_Short problem_
Identify each line in the records below that contains the word "this", and copy it.

-- -- --

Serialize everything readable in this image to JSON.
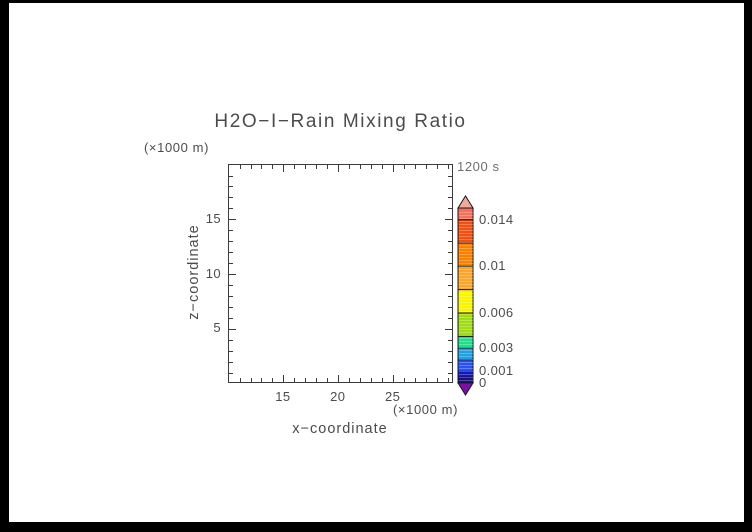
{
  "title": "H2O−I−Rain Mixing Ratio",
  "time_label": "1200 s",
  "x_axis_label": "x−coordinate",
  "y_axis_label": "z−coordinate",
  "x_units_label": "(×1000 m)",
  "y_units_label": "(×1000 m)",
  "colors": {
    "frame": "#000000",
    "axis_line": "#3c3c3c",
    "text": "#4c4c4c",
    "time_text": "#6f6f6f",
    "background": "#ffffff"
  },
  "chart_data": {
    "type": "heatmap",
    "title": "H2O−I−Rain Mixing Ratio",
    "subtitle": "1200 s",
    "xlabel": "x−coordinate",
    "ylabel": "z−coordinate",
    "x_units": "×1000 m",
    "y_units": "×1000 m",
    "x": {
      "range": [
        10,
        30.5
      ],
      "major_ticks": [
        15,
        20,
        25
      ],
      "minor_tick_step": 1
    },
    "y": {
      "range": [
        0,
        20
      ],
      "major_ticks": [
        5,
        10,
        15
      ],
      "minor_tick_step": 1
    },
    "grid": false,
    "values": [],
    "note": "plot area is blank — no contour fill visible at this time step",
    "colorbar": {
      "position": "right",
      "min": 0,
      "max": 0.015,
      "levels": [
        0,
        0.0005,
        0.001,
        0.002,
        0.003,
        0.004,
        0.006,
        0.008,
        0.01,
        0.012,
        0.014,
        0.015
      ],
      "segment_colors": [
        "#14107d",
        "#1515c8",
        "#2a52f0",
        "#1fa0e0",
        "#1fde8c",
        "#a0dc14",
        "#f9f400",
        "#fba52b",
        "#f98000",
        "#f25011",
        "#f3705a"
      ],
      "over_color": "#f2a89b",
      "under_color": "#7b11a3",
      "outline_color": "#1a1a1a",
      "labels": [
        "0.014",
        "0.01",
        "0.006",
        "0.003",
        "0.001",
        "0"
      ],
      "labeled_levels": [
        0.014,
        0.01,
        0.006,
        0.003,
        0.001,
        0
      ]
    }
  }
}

-- -- --

_Complete answer_
Serialize everything readable in this image to JSON.
    "note": "plot area is blank — no contour fill visible at this time step",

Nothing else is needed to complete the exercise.